#### Direction
Output every line of the data exactly as it appears.

━━━━━━━━━━

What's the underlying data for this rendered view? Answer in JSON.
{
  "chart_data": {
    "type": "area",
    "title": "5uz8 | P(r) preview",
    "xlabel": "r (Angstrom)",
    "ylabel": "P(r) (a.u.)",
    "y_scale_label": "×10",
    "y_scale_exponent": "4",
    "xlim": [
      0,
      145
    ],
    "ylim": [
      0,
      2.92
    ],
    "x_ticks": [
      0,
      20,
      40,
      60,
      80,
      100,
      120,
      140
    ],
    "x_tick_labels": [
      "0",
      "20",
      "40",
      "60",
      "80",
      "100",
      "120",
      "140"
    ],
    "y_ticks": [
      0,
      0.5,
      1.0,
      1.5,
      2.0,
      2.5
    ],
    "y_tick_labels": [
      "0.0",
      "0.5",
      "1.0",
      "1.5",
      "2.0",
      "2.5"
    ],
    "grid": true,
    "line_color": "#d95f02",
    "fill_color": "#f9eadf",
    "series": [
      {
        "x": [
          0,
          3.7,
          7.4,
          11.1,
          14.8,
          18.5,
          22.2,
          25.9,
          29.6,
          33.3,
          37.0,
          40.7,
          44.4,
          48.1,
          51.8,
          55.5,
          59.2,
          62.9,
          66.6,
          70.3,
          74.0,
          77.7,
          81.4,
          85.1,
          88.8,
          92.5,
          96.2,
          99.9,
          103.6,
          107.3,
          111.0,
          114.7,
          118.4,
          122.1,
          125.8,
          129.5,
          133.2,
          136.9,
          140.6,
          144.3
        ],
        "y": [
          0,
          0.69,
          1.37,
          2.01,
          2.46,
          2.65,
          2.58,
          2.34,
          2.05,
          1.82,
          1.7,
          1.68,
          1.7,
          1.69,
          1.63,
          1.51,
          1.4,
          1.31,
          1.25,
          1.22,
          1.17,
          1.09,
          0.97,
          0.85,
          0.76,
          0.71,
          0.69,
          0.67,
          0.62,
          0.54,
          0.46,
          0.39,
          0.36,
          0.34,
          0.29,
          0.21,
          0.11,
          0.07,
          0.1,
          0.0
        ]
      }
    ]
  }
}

━━━━━━━━━━

#### Problem solution
What's the underlying data for this rendered view? Answer in JSON.
{
  "chart_data": {
    "type": "area",
    "title": "5uz8 | P(r) preview",
    "xlabel": "r (Angstrom)",
    "ylabel": "P(r) (a.u.)",
    "y_scale_label": "×10",
    "y_scale_exponent": "4",
    "xlim": [
      0,
      145
    ],
    "ylim": [
      0,
      2.92
    ],
    "x_ticks": [
      0,
      20,
      40,
      60,
      80,
      100,
      120,
      140
    ],
    "x_tick_labels": [
      "0",
      "20",
      "40",
      "60",
      "80",
      "100",
      "120",
      "140"
    ],
    "y_ticks": [
      0,
      0.5,
      1.0,
      1.5,
      2.0,
      2.5
    ],
    "y_tick_labels": [
      "0.0",
      "0.5",
      "1.0",
      "1.5",
      "2.0",
      "2.5"
    ],
    "grid": true,
    "line_color": "#d95f02",
    "fill_color": "#f9eadf",
    "series": [
      {
        "x": [
          0,
          3.7,
          7.4,
          11.1,
          14.8,
          18.5,
          22.2,
          25.9,
          29.6,
          33.3,
          37.0,
          40.7,
          44.4,
          48.1,
          51.8,
          55.5,
          59.2,
          62.9,
          66.6,
          70.3,
          74.0,
          77.7,
          81.4,
          85.1,
          88.8,
          92.5,
          96.2,
          99.9,
          103.6,
          107.3,
          111.0,
          114.7,
          118.4,
          122.1,
          125.8,
          129.5,
          133.2,
          136.9,
          140.6,
          144.3
        ],
        "y": [
          0,
          0.69,
          1.37,
          2.01,
          2.46,
          2.65,
          2.58,
          2.34,
          2.05,
          1.82,
          1.7,
          1.68,
          1.7,
          1.69,
          1.63,
          1.51,
          1.4,
          1.31,
          1.25,
          1.22,
          1.17,
          1.09,
          0.97,
          0.85,
          0.76,
          0.71,
          0.69,
          0.67,
          0.62,
          0.54,
          0.46,
          0.39,
          0.36,
          0.34,
          0.29,
          0.21,
          0.11,
          0.07,
          0.1,
          0.0
        ]
      }
    ]
  }
}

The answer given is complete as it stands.